* [Exercise description] Reproduce each record exactly.

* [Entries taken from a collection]
= = = = = = =

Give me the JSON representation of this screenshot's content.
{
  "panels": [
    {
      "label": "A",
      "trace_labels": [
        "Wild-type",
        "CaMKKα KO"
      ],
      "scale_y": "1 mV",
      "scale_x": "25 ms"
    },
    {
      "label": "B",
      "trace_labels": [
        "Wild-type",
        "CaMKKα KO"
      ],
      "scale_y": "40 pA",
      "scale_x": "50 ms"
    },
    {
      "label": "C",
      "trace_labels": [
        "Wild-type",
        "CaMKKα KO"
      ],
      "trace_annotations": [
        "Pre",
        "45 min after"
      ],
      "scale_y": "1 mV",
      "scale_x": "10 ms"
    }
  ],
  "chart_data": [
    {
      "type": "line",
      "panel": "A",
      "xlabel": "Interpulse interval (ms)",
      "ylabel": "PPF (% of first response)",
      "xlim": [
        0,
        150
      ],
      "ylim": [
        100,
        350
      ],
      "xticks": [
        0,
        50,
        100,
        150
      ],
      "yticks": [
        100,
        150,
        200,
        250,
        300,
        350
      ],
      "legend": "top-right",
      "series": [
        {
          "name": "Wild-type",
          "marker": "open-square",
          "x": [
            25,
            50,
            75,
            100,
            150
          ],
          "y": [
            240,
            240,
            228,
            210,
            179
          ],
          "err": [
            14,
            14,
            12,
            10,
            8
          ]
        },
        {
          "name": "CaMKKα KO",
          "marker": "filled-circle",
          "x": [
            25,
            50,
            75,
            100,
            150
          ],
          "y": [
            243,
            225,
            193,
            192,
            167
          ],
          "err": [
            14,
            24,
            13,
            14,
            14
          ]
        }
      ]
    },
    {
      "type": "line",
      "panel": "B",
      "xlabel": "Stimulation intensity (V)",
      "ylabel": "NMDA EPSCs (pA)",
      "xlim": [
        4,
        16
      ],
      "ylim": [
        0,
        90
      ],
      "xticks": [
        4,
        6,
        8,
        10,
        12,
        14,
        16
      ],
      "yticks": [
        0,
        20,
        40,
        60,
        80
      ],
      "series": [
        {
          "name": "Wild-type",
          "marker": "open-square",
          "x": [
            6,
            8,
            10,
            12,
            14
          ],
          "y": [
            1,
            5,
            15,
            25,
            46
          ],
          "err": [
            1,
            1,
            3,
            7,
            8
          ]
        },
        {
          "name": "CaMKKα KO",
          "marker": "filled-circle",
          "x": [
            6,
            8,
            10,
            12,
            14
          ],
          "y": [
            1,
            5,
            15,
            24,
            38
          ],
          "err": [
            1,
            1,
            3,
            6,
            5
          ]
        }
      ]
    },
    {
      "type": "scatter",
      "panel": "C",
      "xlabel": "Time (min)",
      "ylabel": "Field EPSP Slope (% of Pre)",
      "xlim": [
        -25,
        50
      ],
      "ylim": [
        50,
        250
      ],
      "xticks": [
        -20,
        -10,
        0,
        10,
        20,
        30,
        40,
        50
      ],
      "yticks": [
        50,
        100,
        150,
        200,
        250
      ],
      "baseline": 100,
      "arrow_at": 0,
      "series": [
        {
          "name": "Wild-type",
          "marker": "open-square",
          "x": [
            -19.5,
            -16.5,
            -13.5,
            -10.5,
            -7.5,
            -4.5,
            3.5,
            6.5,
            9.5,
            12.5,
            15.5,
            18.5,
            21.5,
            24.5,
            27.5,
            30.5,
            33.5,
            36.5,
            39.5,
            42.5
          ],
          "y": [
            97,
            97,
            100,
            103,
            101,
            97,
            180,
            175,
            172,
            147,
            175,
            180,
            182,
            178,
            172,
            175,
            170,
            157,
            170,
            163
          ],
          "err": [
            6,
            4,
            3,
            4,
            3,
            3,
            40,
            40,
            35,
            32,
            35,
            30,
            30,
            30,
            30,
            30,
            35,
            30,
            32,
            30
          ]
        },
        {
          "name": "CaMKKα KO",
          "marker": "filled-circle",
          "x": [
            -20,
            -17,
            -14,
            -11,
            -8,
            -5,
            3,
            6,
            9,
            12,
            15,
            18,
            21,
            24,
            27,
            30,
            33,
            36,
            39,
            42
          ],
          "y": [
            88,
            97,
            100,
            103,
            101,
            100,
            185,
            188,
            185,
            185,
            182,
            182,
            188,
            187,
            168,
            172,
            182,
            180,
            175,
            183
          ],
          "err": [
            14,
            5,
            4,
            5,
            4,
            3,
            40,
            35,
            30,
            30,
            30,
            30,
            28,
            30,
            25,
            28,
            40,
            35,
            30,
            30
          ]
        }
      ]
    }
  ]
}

= = = = = = =

* [Task answer]
Give me the JSON representation of this screenshot's content.
{
  "panels": [
    {
      "label": "A",
      "trace_labels": [
        "Wild-type",
        "CaMKKα KO"
      ],
      "scale_y": "1 mV",
      "scale_x": "25 ms"
    },
    {
      "label": "B",
      "trace_labels": [
        "Wild-type",
        "CaMKKα KO"
      ],
      "scale_y": "40 pA",
      "scale_x": "50 ms"
    },
    {
      "label": "C",
      "trace_labels": [
        "Wild-type",
        "CaMKKα KO"
      ],
      "trace_annotations": [
        "Pre",
        "45 min after"
      ],
      "scale_y": "1 mV",
      "scale_x": "10 ms"
    }
  ],
  "chart_data": [
    {
      "type": "line",
      "panel": "A",
      "xlabel": "Interpulse interval (ms)",
      "ylabel": "PPF (% of first response)",
      "xlim": [
        0,
        150
      ],
      "ylim": [
        100,
        350
      ],
      "xticks": [
        0,
        50,
        100,
        150
      ],
      "yticks": [
        100,
        150,
        200,
        250,
        300,
        350
      ],
      "legend": "top-right",
      "series": [
        {
          "name": "Wild-type",
          "marker": "open-square",
          "x": [
            25,
            50,
            75,
            100,
            150
          ],
          "y": [
            240,
            240,
            228,
            210,
            179
          ],
          "err": [
            14,
            14,
            12,
            10,
            8
          ]
        },
        {
          "name": "CaMKKα KO",
          "marker": "filled-circle",
          "x": [
            25,
            50,
            75,
            100,
            150
          ],
          "y": [
            243,
            225,
            193,
            192,
            167
          ],
          "err": [
            14,
            24,
            13,
            14,
            14
          ]
        }
      ]
    },
    {
      "type": "line",
      "panel": "B",
      "xlabel": "Stimulation intensity (V)",
      "ylabel": "NMDA EPSCs (pA)",
      "xlim": [
        4,
        16
      ],
      "ylim": [
        0,
        90
      ],
      "xticks": [
        4,
        6,
        8,
        10,
        12,
        14,
        16
      ],
      "yticks": [
        0,
        20,
        40,
        60,
        80
      ],
      "series": [
        {
          "name": "Wild-type",
          "marker": "open-square",
          "x": [
            6,
            8,
            10,
            12,
            14
          ],
          "y": [
            1,
            5,
            15,
            25,
            46
          ],
          "err": [
            1,
            1,
            3,
            7,
            8
          ]
        },
        {
          "name": "CaMKKα KO",
          "marker": "filled-circle",
          "x": [
            6,
            8,
            10,
            12,
            14
          ],
          "y": [
            1,
            5,
            15,
            24,
            38
          ],
          "err": [
            1,
            1,
            3,
            6,
            5
          ]
        }
      ]
    },
    {
      "type": "scatter",
      "panel": "C",
      "xlabel": "Time (min)",
      "ylabel": "Field EPSP Slope (% of Pre)",
      "xlim": [
        -25,
        50
      ],
      "ylim": [
        50,
        250
      ],
      "xticks": [
        -20,
        -10,
        0,
        10,
        20,
        30,
        40,
        50
      ],
      "yticks": [
        50,
        100,
        150,
        200,
        250
      ],
      "baseline": 100,
      "arrow_at": 0,
      "series": [
        {
          "name": "Wild-type",
          "marker": "open-square",
          "x": [
            -19.5,
            -16.5,
            -13.5,
            -10.5,
            -7.5,
            -4.5,
            3.5,
            6.5,
            9.5,
            12.5,
            15.5,
            18.5,
            21.5,
            24.5,
            27.5,
            30.5,
            33.5,
            36.5,
            39.5,
            42.5
          ],
          "y": [
            97,
            97,
            100,
            103,
            101,
            97,
            180,
            175,
            172,
            147,
            175,
            180,
            182,
            178,
            172,
            175,
            170,
            157,
            170,
            163
          ],
          "err": [
            6,
            4,
            3,
            4,
            3,
            3,
            40,
            40,
            35,
            32,
            35,
            30,
            30,
            30,
            30,
            30,
            35,
            30,
            32,
            30
          ]
        },
        {
          "name": "CaMKKα KO",
          "marker": "filled-circle",
          "x": [
            -20,
            -17,
            -14,
            -11,
            -8,
            -5,
            3,
            6,
            9,
            12,
            15,
            18,
            21,
            24,
            27,
            30,
            33,
            36,
            39,
            42
          ],
          "y": [
            88,
            97,
            100,
            103,
            101,
            100,
            185,
            188,
            185,
            185,
            182,
            182,
            188,
            187,
            168,
            172,
            182,
            180,
            175,
            183
          ],
          "err": [
            14,
            5,
            4,
            5,
            4,
            3,
            40,
            35,
            30,
            30,
            30,
            30,
            28,
            30,
            25,
            28,
            40,
            35,
            30,
            30
          ]
        }
      ]
    }
  ]
}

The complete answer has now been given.